§ Records to use
┌──

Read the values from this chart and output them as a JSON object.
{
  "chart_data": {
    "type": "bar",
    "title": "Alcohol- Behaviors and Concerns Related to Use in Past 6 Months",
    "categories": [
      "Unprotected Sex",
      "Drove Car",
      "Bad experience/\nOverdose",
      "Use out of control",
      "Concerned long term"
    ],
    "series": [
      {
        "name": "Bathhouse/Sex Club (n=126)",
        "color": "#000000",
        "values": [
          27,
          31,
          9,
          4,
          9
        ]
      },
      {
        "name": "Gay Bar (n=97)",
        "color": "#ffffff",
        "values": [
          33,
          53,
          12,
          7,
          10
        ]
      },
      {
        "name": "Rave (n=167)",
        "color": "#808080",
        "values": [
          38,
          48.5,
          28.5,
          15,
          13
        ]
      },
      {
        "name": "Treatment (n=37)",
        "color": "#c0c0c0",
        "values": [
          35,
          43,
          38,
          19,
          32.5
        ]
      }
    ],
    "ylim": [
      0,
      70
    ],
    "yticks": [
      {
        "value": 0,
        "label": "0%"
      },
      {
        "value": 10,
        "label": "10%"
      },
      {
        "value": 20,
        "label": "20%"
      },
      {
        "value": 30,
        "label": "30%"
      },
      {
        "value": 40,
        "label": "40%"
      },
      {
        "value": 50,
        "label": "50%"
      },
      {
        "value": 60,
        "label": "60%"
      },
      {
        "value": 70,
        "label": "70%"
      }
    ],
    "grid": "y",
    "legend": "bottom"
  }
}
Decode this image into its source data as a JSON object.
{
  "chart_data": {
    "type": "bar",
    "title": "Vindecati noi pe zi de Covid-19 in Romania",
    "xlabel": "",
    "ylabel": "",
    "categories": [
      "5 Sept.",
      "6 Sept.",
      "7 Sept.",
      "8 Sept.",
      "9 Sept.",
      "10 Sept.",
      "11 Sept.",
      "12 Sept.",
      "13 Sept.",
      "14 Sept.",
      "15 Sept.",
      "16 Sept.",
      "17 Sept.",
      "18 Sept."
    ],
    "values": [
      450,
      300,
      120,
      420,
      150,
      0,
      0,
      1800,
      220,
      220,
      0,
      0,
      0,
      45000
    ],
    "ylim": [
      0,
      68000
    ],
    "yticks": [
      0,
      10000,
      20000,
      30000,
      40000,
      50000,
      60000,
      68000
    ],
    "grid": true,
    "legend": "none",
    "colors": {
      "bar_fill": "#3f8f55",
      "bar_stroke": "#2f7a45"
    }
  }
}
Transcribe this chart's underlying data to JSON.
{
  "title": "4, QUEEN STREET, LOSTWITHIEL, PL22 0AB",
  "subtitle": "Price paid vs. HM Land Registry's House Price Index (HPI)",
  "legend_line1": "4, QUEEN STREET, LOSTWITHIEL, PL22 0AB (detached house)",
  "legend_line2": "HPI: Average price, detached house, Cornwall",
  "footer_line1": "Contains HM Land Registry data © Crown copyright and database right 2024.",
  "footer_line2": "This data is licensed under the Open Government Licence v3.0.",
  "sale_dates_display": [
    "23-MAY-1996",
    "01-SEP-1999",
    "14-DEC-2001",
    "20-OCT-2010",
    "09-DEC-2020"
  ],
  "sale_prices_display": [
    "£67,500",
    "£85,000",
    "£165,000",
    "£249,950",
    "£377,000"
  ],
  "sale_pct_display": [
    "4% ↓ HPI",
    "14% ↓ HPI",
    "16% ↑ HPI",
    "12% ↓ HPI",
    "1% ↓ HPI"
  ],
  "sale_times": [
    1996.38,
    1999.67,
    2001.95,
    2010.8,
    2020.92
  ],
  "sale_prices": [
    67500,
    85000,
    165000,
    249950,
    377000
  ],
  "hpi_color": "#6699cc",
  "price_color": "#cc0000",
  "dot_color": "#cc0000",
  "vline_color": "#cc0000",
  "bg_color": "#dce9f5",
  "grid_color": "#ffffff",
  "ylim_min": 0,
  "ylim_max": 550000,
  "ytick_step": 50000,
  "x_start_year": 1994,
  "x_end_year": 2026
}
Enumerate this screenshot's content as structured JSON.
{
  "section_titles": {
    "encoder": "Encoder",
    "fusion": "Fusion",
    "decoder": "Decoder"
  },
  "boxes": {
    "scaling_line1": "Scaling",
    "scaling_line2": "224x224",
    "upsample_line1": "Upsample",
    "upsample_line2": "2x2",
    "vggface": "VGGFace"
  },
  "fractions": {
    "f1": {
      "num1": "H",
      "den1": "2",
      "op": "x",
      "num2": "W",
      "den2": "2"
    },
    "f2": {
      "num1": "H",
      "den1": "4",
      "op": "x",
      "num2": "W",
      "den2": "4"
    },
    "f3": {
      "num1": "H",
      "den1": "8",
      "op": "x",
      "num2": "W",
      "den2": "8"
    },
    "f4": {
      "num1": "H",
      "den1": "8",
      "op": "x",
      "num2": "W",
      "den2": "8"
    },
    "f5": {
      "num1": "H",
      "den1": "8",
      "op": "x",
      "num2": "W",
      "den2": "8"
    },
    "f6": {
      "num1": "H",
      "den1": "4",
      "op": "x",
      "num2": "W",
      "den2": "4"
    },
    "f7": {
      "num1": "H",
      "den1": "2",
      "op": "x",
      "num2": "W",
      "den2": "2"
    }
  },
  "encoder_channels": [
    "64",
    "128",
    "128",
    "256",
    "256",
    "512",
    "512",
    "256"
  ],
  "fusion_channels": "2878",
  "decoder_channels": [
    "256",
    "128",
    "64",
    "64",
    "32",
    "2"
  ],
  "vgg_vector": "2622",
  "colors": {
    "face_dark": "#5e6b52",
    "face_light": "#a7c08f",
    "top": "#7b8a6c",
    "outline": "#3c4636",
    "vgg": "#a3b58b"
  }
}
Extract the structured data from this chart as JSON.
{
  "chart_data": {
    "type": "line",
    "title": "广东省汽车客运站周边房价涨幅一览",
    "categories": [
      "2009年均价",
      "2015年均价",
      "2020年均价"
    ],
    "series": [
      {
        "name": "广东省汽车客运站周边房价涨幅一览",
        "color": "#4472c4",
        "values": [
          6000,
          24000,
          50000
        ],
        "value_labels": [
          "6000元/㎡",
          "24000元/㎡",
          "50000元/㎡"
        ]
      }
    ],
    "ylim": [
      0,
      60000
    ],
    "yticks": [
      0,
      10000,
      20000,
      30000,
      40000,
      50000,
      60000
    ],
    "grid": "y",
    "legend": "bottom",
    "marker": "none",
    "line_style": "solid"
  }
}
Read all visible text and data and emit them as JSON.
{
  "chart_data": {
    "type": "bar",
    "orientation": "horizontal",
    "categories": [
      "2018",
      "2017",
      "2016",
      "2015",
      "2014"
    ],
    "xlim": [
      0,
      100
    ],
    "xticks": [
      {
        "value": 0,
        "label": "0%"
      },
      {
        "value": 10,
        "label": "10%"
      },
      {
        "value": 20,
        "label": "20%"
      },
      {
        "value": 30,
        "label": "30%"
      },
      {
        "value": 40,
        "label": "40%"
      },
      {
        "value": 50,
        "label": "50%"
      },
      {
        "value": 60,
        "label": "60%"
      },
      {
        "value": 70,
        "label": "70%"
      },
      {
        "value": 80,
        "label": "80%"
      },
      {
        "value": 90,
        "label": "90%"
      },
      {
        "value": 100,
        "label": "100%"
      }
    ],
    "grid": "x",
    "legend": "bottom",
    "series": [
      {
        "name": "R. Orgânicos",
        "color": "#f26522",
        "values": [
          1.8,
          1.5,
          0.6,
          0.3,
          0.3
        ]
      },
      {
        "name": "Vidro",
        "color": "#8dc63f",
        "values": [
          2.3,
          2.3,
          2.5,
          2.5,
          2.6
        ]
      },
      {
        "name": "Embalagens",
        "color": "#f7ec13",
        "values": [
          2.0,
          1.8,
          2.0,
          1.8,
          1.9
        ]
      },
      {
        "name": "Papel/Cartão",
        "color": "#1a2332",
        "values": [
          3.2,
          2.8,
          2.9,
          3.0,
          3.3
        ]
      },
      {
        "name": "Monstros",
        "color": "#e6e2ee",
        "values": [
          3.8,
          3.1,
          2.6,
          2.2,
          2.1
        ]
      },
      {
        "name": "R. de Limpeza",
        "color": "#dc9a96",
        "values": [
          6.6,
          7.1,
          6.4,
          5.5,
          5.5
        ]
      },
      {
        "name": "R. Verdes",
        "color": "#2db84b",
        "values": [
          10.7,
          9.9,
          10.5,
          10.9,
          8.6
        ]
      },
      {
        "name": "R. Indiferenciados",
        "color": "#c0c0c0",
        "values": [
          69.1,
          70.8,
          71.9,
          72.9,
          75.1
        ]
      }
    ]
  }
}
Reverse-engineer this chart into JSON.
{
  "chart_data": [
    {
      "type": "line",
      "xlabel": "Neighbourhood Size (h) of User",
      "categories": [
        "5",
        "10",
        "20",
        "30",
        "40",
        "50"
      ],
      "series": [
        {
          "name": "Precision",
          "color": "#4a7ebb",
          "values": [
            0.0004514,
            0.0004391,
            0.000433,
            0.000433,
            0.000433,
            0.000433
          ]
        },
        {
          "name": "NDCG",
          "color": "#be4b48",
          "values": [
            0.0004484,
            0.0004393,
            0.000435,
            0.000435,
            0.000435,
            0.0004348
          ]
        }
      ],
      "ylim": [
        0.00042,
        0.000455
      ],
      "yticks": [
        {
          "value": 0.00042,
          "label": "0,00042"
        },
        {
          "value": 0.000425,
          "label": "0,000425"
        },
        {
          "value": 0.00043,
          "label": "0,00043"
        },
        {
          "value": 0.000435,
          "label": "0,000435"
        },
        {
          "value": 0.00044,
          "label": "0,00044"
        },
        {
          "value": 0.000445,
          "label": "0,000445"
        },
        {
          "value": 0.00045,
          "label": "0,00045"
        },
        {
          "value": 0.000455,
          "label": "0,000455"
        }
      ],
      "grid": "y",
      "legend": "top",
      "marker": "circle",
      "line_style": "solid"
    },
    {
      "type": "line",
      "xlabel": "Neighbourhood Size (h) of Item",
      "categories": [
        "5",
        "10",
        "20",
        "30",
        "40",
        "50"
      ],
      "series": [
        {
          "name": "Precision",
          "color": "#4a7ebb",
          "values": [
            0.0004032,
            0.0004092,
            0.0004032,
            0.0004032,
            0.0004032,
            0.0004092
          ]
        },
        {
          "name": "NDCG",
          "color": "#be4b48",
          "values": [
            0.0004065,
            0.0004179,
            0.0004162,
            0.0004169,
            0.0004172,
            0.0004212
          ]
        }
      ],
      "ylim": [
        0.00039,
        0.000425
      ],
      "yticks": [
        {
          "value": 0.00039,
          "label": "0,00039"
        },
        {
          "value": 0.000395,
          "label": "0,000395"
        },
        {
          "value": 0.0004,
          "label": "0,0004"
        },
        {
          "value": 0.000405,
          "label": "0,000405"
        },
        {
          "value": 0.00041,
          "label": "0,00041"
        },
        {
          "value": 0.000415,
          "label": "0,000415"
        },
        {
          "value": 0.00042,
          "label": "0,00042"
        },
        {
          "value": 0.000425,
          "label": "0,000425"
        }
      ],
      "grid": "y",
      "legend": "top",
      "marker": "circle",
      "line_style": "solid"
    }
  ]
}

└──

§ The exercise
Check every line of the data above for the string "Read", and copy those that have it.

§ Output for this exercise
Read the values from this chart and output them as a JSON object.
Read all visible text and data and emit them as JSON.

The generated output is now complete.